Extracted records
========================
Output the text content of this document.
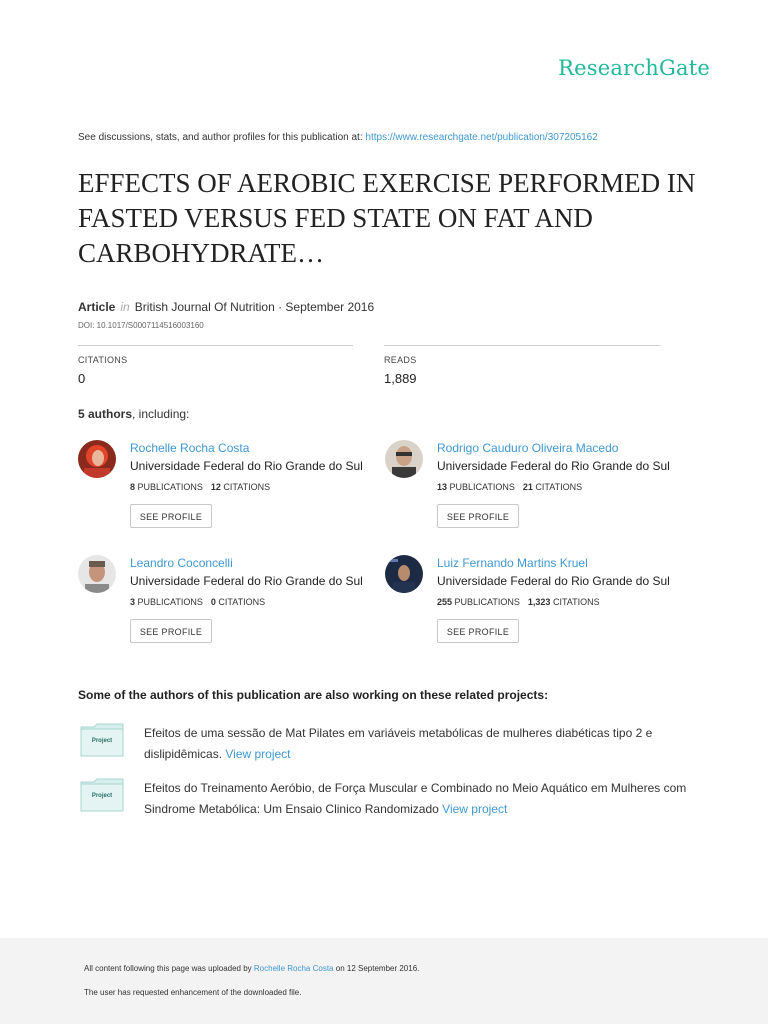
ResearchGate
See discussions, stats, and author profiles for this publication at: https://www.researchgate.net/publication/307205162
EFFECTS OF AEROBIC EXERCISE PERFORMED IN FASTED VERSUS FED STATE ON FAT AND CARBOHYDRATE…
Article in British Journal Of Nutrition · September 2016
DOI: 10.1017/S0007114516003160
CITATIONS
0
READS
1,889
5 authors, including:
Rochelle Rocha Costa
Universidade Federal do Rio Grande do Sul
8 PUBLICATIONS 12 CITATIONS
SEE PROFILE
Rodrigo Cauduro Oliveira Macedo
Universidade Federal do Rio Grande do Sul
13 PUBLICATIONS 21 CITATIONS
SEE PROFILE
Leandro Coconcelli
Universidade Federal do Rio Grande do Sul
3 PUBLICATIONS 0 CITATIONS
SEE PROFILE
Luiz Fernando Martins Kruel
Universidade Federal do Rio Grande do Sul
255 PUBLICATIONS 1,323 CITATIONS
SEE PROFILE
Some of the authors of this publication are also working on these related projects:
Project
Efeitos de uma sessão de Mat Pilates em variáveis metabólicas de mulheres diabéticas tipo 2 e dislipidêmicas. View project
Project
Efeitos do Treinamento Aeróbio, de Força Muscular e Combinado no Meio Aquático em Mulheres com Sindrome Metabólica: Um Ensaio Clinico Randomizado View project
All content following this page was uploaded by Rochelle Rocha Costa on 12 September 2016.
The user has requested enhancement of the downloaded file.
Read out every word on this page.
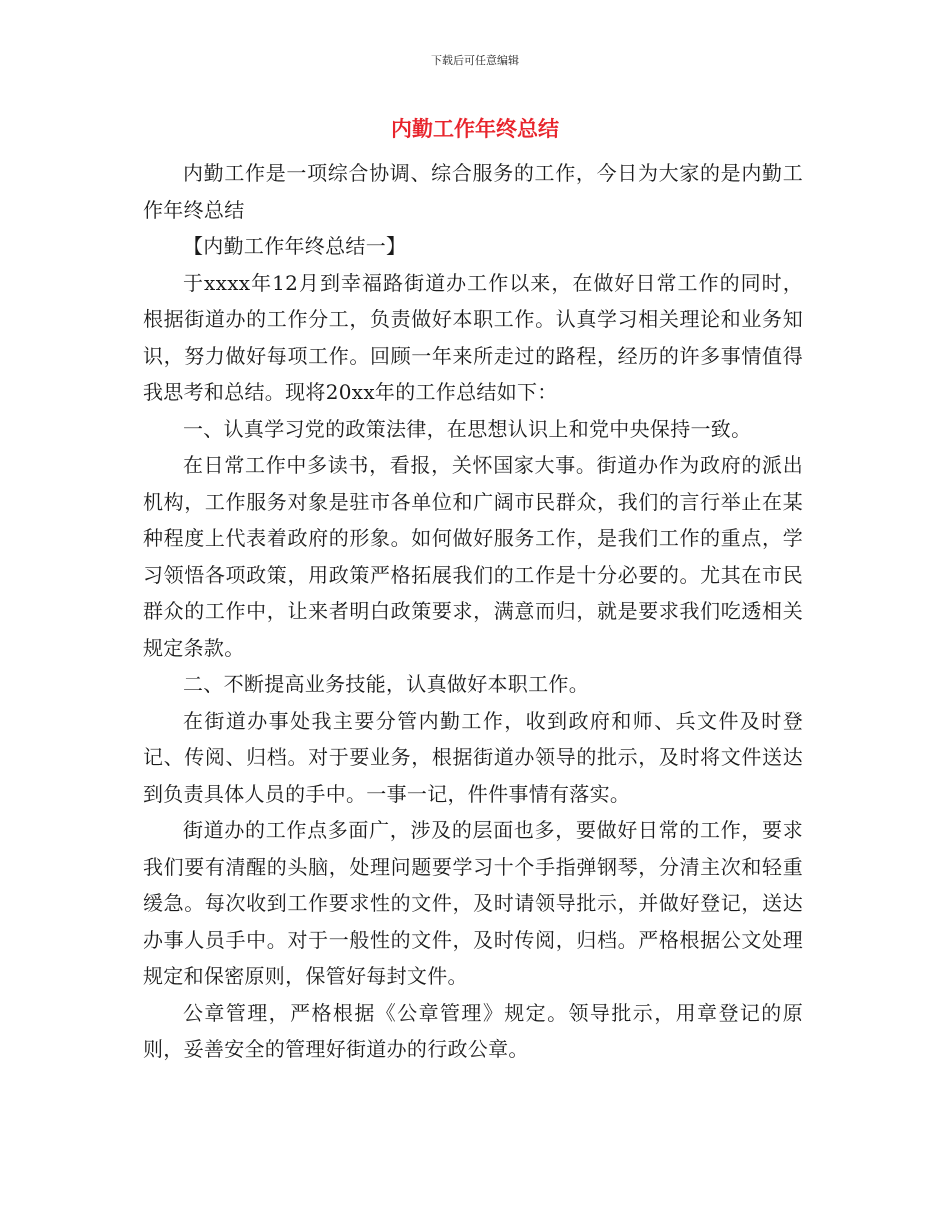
下载后可任意编辑
内勤工作年终总结

内勤工作是一项综合协调、综合服务的工作，今日为大家的是内勤工作年终总结

【内勤工作年终总结一】

于xxxx年12月到幸福路街道办工作以来，在做好日常工作的同时，根据街道办的工作分工，负责做好本职工作。认真学习相关理论和业务知识，努力做好每项工作。回顾一年来所走过的路程，经历的许多事情值得我思考和总结。现将20xx年的工作总结如下：

一、认真学习党的政策法律，在思想认识上和党中央保持一致。

在日常工作中多读书，看报，关怀国家大事。街道办作为政府的派出机构，工作服务对象是驻市各单位和广阔市民群众，我们的言行举止在某种程度上代表着政府的形象。如何做好服务工作，是我们工作的重点，学习领悟各项政策，用政策严格拓展我们的工作是十分必要的。尤其在市民群众的工作中，让来者明白政策要求，满意而归，就是要求我们吃透相关规定条款。

二、不断提高业务技能，认真做好本职工作。

在街道办事处我主要分管内勤工作，收到政府和师、兵文件及时登记、传阅、归档。对于要业务，根据街道办领导的批示，及时将文件送达到负责具体人员的手中。一事一记，件件事情有落实。

街道办的工作点多面广，涉及的层面也多，要做好日常的工作，要求我们要有清醒的头脑，处理问题要学习十个手指弹钢琴，分清主次和轻重缓急。每次收到工作要求性的文件，及时请领导批示，并做好登记，送达办事人员手中。对于一般性的文件，及时传阅，归档。严格根据公文处理规定和保密原则，保管好每封文件。

公章管理，严格根据《公章管理》规定。领导批示，用章登记的原则，妥善安全的管理好街道办的行政公章。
========================
Task statement: Copy the whole listing above word for word but do not carry over the pictures.

Output below:
Output the text content of this document.
ResearchGate
See discussions, stats, and author profiles for this publication at: https://www.researchgate.net/publication/307205162
EFFECTS OF AEROBIC EXERCISE PERFORMED IN FASTED VERSUS FED STATE ON FAT AND CARBOHYDRATE…
Article in British Journal Of Nutrition · September 2016
DOI: 10.1017/S0007114516003160
CITATIONS
0
READS
1,889
5 authors, including:
Rochelle Rocha Costa
Universidade Federal do Rio Grande do Sul
8 PUBLICATIONS 12 CITATIONS
SEE PROFILE
Rodrigo Cauduro Oliveira Macedo
Universidade Federal do Rio Grande do Sul
13 PUBLICATIONS 21 CITATIONS
SEE PROFILE
Leandro Coconcelli
Universidade Federal do Rio Grande do Sul
3 PUBLICATIONS 0 CITATIONS
SEE PROFILE
Luiz Fernando Martins Kruel
Universidade Federal do Rio Grande do Sul
255 PUBLICATIONS 1,323 CITATIONS
SEE PROFILE
Some of the authors of this publication are also working on these related projects:
Project
Efeitos de uma sessão de Mat Pilates em variáveis metabólicas de mulheres diabéticas tipo 2 e dislipidêmicas. View project
Project
Efeitos do Treinamento Aeróbio, de Força Muscular e Combinado no Meio Aquático em Mulheres com Sindrome Metabólica: Um Ensaio Clinico Randomizado View project
All content following this page was uploaded by Rochelle Rocha Costa on 12 September 2016.
The user has requested enhancement of the downloaded file.
Read out every word on this page.
下载后可任意编辑
内勤工作年终总结

内勤工作是一项综合协调、综合服务的工作，今日为大家的是内勤工作年终总结

【内勤工作年终总结一】

于xxxx年12月到幸福路街道办工作以来，在做好日常工作的同时，根据街道办的工作分工，负责做好本职工作。认真学习相关理论和业务知识，努力做好每项工作。回顾一年来所走过的路程，经历的许多事情值得我思考和总结。现将20xx年的工作总结如下：

一、认真学习党的政策法律，在思想认识上和党中央保持一致。

在日常工作中多读书，看报，关怀国家大事。街道办作为政府的派出机构，工作服务对象是驻市各单位和广阔市民群众，我们的言行举止在某种程度上代表着政府的形象。如何做好服务工作，是我们工作的重点，学习领悟各项政策，用政策严格拓展我们的工作是十分必要的。尤其在市民群众的工作中，让来者明白政策要求，满意而归，就是要求我们吃透相关规定条款。

二、不断提高业务技能，认真做好本职工作。

在街道办事处我主要分管内勤工作，收到政府和师、兵文件及时登记、传阅、归档。对于要业务，根据街道办领导的批示，及时将文件送达到负责具体人员的手中。一事一记，件件事情有落实。

街道办的工作点多面广，涉及的层面也多，要做好日常的工作，要求我们要有清醒的头脑，处理问题要学习十个手指弹钢琴，分清主次和轻重缓急。每次收到工作要求性的文件，及时请领导批示，并做好登记，送达办事人员手中。对于一般性的文件，及时传阅，归档。严格根据公文处理规定和保密原则，保管好每封文件。

公章管理，严格根据《公章管理》规定。领导批示，用章登记的原则，妥善安全的管理好街道办的行政公章。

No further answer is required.